>> START DATASET CONTENT

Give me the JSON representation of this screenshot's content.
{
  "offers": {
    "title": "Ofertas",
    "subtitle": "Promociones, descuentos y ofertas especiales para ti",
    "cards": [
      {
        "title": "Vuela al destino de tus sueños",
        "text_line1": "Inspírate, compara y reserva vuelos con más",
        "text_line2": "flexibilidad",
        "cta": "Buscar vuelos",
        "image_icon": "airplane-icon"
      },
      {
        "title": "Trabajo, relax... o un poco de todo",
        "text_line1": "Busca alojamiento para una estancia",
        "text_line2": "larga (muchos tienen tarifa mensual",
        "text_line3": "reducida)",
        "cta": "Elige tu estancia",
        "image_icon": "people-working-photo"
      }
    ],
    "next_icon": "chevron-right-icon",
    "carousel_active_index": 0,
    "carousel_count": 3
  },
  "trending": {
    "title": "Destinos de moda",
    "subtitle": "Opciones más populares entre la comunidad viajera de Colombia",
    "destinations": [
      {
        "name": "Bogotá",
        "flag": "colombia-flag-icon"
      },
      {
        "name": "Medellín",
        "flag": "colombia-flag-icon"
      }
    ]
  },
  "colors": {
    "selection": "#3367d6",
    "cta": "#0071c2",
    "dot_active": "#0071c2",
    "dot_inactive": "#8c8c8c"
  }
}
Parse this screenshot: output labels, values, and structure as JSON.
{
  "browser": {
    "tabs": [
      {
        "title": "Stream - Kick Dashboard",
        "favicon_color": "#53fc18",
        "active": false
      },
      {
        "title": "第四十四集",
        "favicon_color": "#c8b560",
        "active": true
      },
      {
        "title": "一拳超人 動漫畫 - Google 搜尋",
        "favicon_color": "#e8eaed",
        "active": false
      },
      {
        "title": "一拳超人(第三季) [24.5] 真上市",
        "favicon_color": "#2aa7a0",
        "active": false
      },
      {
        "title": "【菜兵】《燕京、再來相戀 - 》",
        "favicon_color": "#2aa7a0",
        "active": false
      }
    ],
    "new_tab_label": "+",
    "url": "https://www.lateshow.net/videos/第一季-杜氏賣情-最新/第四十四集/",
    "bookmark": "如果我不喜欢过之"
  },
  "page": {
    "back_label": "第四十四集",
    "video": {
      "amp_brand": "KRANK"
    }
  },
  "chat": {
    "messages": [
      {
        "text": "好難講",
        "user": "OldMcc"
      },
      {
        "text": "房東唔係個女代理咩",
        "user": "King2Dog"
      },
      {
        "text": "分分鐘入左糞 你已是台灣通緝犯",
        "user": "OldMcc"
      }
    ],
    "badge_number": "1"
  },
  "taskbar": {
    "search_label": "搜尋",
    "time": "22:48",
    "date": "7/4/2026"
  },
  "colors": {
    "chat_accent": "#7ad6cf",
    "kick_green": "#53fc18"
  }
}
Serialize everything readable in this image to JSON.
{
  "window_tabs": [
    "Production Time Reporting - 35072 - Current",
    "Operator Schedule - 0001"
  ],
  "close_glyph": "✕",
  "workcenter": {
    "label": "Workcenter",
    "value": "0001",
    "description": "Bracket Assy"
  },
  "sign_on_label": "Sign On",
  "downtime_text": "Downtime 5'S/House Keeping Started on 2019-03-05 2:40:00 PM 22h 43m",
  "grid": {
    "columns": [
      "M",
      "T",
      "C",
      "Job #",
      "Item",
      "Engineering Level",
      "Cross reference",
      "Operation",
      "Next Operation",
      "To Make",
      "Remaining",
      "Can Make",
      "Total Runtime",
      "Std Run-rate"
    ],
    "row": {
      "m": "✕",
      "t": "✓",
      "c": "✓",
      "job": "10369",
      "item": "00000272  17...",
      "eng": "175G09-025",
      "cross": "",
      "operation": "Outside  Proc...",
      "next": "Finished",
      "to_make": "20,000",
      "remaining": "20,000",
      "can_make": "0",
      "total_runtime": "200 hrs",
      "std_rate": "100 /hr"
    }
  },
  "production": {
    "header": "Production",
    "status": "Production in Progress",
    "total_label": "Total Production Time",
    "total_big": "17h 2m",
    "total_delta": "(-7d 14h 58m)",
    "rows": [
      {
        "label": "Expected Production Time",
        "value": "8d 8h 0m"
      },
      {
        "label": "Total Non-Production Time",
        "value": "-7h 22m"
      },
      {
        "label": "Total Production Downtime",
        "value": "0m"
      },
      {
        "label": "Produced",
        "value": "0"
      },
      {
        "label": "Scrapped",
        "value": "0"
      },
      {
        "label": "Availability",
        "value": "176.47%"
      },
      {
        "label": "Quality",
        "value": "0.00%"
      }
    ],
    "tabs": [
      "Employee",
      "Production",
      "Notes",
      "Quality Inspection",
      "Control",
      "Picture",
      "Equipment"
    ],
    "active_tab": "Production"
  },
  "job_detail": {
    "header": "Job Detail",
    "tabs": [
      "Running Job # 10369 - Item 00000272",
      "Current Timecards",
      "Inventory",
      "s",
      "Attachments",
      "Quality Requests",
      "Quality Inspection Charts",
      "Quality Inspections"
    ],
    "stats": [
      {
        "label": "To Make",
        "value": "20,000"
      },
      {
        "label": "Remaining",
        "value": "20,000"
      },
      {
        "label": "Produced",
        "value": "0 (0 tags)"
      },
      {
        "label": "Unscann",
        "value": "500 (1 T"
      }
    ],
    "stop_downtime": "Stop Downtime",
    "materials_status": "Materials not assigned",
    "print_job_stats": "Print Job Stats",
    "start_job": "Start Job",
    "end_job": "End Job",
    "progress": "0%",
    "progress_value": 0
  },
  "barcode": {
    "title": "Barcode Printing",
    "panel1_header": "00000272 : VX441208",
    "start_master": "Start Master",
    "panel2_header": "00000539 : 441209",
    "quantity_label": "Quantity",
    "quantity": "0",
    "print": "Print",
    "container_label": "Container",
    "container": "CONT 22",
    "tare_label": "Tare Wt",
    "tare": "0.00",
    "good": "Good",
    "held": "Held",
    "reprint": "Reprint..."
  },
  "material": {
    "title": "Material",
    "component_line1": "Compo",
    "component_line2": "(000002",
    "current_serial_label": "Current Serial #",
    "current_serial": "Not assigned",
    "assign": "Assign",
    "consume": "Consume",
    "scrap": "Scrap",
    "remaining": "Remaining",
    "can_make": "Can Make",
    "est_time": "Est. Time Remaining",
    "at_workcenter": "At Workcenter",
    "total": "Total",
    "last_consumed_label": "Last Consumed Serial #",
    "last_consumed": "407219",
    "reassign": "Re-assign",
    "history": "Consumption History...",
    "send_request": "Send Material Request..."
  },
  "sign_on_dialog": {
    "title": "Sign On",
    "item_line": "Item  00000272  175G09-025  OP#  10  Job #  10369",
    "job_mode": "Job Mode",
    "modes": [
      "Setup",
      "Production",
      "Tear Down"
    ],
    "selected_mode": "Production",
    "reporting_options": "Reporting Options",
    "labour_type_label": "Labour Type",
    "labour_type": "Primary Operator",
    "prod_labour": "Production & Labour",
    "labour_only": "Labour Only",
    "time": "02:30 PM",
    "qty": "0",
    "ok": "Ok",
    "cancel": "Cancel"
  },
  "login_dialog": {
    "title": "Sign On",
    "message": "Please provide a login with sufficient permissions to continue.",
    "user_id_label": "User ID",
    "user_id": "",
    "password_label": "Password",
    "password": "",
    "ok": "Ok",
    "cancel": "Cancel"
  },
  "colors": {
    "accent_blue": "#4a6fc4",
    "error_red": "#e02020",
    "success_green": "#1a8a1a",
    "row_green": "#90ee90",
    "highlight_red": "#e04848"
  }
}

>> END DATASET CONTENT

Retype every entry word for word.

Give me the JSON representation of this screenshot's content.
{
  "offers": {
    "title": "Ofertas",
    "subtitle": "Promociones, descuentos y ofertas especiales para ti",
    "cards": [
      {
        "title": "Vuela al destino de tus sueños",
        "text_line1": "Inspírate, compara y reserva vuelos con más",
        "text_line2": "flexibilidad",
        "cta": "Buscar vuelos",
        "image_icon": "airplane-icon"
      },
      {
        "title": "Trabajo, relax... o un poco de todo",
        "text_line1": "Busca alojamiento para una estancia",
        "text_line2": "larga (muchos tienen tarifa mensual",
        "text_line3": "reducida)",
        "cta": "Elige tu estancia",
        "image_icon": "people-working-photo"
      }
    ],
    "next_icon": "chevron-right-icon",
    "carousel_active_index": 0,
    "carousel_count": 3
  },
  "trending": {
    "title": "Destinos de moda",
    "subtitle": "Opciones más populares entre la comunidad viajera de Colombia",
    "destinations": [
      {
        "name": "Bogotá",
        "flag": "colombia-flag-icon"
      },
      {
        "name": "Medellín",
        "flag": "colombia-flag-icon"
      }
    ]
  },
  "colors": {
    "selection": "#3367d6",
    "cta": "#0071c2",
    "dot_active": "#0071c2",
    "dot_inactive": "#8c8c8c"
  }
}
Parse this screenshot: output labels, values, and structure as JSON.
{
  "browser": {
    "tabs": [
      {
        "title": "Stream - Kick Dashboard",
        "favicon_color": "#53fc18",
        "active": false
      },
      {
        "title": "第四十四集",
        "favicon_color": "#c8b560",
        "active": true
      },
      {
        "title": "一拳超人 動漫畫 - Google 搜尋",
        "favicon_color": "#e8eaed",
        "active": false
      },
      {
        "title": "一拳超人(第三季) [24.5] 真上市",
        "favicon_color": "#2aa7a0",
        "active": false
      },
      {
        "title": "【菜兵】《燕京、再來相戀 - 》",
        "favicon_color": "#2aa7a0",
        "active": false
      }
    ],
    "new_tab_label": "+",
    "url": "https://www.lateshow.net/videos/第一季-杜氏賣情-最新/第四十四集/",
    "bookmark": "如果我不喜欢过之"
  },
  "page": {
    "back_label": "第四十四集",
    "video": {
      "amp_brand": "KRANK"
    }
  },
  "chat": {
    "messages": [
      {
        "text": "好難講",
        "user": "OldMcc"
      },
      {
        "text": "房東唔係個女代理咩",
        "user": "King2Dog"
      },
      {
        "text": "分分鐘入左糞 你已是台灣通緝犯",
        "user": "OldMcc"
      }
    ],
    "badge_number": "1"
  },
  "taskbar": {
    "search_label": "搜尋",
    "time": "22:48",
    "date": "7/4/2026"
  },
  "colors": {
    "chat_accent": "#7ad6cf",
    "kick_green": "#53fc18"
  }
}
Serialize everything readable in this image to JSON.
{
  "window_tabs": [
    "Production Time Reporting - 35072 - Current",
    "Operator Schedule - 0001"
  ],
  "close_glyph": "✕",
  "workcenter": {
    "label": "Workcenter",
    "value": "0001",
    "description": "Bracket Assy"
  },
  "sign_on_label": "Sign On",
  "downtime_text": "Downtime 5'S/House Keeping Started on 2019-03-05 2:40:00 PM 22h 43m",
  "grid": {
    "columns": [
      "M",
      "T",
      "C",
      "Job #",
      "Item",
      "Engineering Level",
      "Cross reference",
      "Operation",
      "Next Operation",
      "To Make",
      "Remaining",
      "Can Make",
      "Total Runtime",
      "Std Run-rate"
    ],
    "row": {
      "m": "✕",
      "t": "✓",
      "c": "✓",
      "job": "10369",
      "item": "00000272  17...",
      "eng": "175G09-025",
      "cross": "",
      "operation": "Outside  Proc...",
      "next": "Finished",
      "to_make": "20,000",
      "remaining": "20,000",
      "can_make": "0",
      "total_runtime": "200 hrs",
      "std_rate": "100 /hr"
    }
  },
  "production": {
    "header": "Production",
    "status": "Production in Progress",
    "total_label": "Total Production Time",
    "total_big": "17h 2m",
    "total_delta": "(-7d 14h 58m)",
    "rows": [
      {
        "label": "Expected Production Time",
        "value": "8d 8h 0m"
      },
      {
        "label": "Total Non-Production Time",
        "value": "-7h 22m"
      },
      {
        "label": "Total Production Downtime",
        "value": "0m"
      },
      {
        "label": "Produced",
        "value": "0"
      },
      {
        "label": "Scrapped",
        "value": "0"
      },
      {
        "label": "Availability",
        "value": "176.47%"
      },
      {
        "label": "Quality",
        "value": "0.00%"
      }
    ],
    "tabs": [
      "Employee",
      "Production",
      "Notes",
      "Quality Inspection",
      "Control",
      "Picture",
      "Equipment"
    ],
    "active_tab": "Production"
  },
  "job_detail": {
    "header": "Job Detail",
    "tabs": [
      "Running Job # 10369 - Item 00000272",
      "Current Timecards",
      "Inventory",
      "s",
      "Attachments",
      "Quality Requests",
      "Quality Inspection Charts",
      "Quality Inspections"
    ],
    "stats": [
      {
        "label": "To Make",
        "value": "20,000"
      },
      {
        "label": "Remaining",
        "value": "20,000"
      },
      {
        "label": "Produced",
        "value": "0 (0 tags)"
      },
      {
        "label": "Unscann",
        "value": "500 (1 T"
      }
    ],
    "stop_downtime": "Stop Downtime",
    "materials_status": "Materials not assigned",
    "print_job_stats": "Print Job Stats",
    "start_job": "Start Job",
    "end_job": "End Job",
    "progress": "0%",
    "progress_value": 0
  },
  "barcode": {
    "title": "Barcode Printing",
    "panel1_header": "00000272 : VX441208",
    "start_master": "Start Master",
    "panel2_header": "00000539 : 441209",
    "quantity_label": "Quantity",
    "quantity": "0",
    "print": "Print",
    "container_label": "Container",
    "container": "CONT 22",
    "tare_label": "Tare Wt",
    "tare": "0.00",
    "good": "Good",
    "held": "Held",
    "reprint": "Reprint..."
  },
  "material": {
    "title": "Material",
    "component_line1": "Compo",
    "component_line2": "(000002",
    "current_serial_label": "Current Serial #",
    "current_serial": "Not assigned",
    "assign": "Assign",
    "consume": "Consume",
    "scrap": "Scrap",
    "remaining": "Remaining",
    "can_make": "Can Make",
    "est_time": "Est. Time Remaining",
    "at_workcenter": "At Workcenter",
    "total": "Total",
    "last_consumed_label": "Last Consumed Serial #",
    "last_consumed": "407219",
    "reassign": "Re-assign",
    "history": "Consumption History...",
    "send_request": "Send Material Request..."
  },
  "sign_on_dialog": {
    "title": "Sign On",
    "item_line": "Item  00000272  175G09-025  OP#  10  Job #  10369",
    "job_mode": "Job Mode",
    "modes": [
      "Setup",
      "Production",
      "Tear Down"
    ],
    "selected_mode": "Production",
    "reporting_options": "Reporting Options",
    "labour_type_label": "Labour Type",
    "labour_type": "Primary Operator",
    "prod_labour": "Production & Labour",
    "labour_only": "Labour Only",
    "time": "02:30 PM",
    "qty": "0",
    "ok": "Ok",
    "cancel": "Cancel"
  },
  "login_dialog": {
    "title": "Sign On",
    "message": "Please provide a login with sufficient permissions to continue.",
    "user_id_label": "User ID",
    "user_id": "",
    "password_label": "Password",
    "password": "",
    "ok": "Ok",
    "cancel": "Cancel"
  },
  "colors": {
    "accent_blue": "#4a6fc4",
    "error_red": "#e02020",
    "success_green": "#1a8a1a",
    "row_green": "#90ee90",
    "highlight_red": "#e04848"
  }
}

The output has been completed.